>> begin SUPPLIED MATERIAL
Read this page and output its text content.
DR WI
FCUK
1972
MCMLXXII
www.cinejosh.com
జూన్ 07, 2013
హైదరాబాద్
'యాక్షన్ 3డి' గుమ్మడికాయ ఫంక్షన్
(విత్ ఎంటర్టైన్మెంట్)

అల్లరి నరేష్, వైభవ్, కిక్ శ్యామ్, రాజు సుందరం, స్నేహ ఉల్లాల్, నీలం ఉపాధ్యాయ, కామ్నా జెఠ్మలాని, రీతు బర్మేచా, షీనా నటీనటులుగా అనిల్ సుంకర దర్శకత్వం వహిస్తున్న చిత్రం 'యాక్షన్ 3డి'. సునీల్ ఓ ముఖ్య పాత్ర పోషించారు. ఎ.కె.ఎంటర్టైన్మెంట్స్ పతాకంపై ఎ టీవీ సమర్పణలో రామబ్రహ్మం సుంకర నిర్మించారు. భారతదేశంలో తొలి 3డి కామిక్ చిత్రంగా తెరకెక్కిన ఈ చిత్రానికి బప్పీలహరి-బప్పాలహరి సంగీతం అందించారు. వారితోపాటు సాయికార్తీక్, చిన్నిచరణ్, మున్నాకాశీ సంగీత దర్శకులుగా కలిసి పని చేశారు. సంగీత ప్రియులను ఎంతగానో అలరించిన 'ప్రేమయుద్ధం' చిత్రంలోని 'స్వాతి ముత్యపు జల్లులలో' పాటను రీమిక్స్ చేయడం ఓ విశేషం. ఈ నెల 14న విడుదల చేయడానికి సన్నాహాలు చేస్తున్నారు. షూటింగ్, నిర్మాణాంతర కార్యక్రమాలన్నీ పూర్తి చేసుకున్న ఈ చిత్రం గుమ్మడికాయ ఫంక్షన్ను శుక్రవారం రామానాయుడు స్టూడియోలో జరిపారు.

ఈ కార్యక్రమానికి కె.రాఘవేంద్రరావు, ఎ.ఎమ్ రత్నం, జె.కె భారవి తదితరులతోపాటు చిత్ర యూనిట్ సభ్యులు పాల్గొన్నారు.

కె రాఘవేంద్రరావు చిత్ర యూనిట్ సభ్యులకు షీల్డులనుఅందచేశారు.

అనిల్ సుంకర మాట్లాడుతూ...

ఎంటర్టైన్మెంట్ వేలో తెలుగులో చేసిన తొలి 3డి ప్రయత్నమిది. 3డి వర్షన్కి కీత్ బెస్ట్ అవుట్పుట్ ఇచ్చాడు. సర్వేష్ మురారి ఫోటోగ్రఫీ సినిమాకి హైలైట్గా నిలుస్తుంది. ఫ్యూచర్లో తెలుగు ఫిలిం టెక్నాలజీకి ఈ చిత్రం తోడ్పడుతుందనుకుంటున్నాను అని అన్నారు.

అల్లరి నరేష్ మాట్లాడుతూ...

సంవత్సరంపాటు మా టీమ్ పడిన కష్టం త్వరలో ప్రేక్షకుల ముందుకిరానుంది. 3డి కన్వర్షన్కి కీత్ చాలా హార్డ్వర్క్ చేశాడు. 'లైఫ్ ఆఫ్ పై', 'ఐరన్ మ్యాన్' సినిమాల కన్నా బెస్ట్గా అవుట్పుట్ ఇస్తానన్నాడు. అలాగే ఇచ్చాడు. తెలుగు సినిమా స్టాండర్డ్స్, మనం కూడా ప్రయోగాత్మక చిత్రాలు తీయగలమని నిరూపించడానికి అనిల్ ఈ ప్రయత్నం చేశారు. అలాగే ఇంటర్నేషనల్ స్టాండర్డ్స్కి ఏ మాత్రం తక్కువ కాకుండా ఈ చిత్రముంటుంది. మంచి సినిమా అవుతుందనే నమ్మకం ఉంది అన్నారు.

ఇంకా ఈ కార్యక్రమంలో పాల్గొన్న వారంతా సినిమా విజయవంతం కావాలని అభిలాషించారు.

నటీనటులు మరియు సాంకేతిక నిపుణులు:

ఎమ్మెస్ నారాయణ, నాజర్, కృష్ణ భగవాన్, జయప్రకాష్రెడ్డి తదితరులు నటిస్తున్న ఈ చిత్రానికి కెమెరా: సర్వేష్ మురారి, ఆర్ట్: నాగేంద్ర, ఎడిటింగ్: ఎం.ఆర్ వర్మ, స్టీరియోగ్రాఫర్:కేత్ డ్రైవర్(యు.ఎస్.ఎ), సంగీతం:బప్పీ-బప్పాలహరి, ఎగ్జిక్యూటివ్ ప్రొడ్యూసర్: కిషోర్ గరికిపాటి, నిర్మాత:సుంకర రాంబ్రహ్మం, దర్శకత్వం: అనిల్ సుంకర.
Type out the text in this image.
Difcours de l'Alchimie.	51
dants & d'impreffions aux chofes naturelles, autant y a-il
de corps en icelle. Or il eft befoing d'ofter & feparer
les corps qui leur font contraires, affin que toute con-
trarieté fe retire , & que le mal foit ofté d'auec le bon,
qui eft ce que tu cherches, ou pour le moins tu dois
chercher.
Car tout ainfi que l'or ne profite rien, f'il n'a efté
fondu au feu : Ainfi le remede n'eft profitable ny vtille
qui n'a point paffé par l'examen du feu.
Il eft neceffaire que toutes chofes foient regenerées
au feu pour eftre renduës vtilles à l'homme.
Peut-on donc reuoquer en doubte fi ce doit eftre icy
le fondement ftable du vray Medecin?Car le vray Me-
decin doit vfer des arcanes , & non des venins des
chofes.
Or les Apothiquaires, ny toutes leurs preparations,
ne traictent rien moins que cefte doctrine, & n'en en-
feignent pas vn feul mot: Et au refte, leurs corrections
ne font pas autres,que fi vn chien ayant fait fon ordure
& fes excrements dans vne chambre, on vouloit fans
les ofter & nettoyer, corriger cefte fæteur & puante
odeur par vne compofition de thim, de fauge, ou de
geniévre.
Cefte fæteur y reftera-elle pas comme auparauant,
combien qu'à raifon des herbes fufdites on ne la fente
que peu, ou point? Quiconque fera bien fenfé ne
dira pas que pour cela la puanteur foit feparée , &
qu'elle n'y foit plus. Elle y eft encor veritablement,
>> end SUPPLIED MATERIAL
| INSTRUCTION |
Select all lines in the listing that include the word "leurs".

| ANSWER FOR THIS EXERCISE |
Or les Apothiquaires, ny toutes leurs preparations,
feignent pas vn feul mot: Et au refte, leurs corrections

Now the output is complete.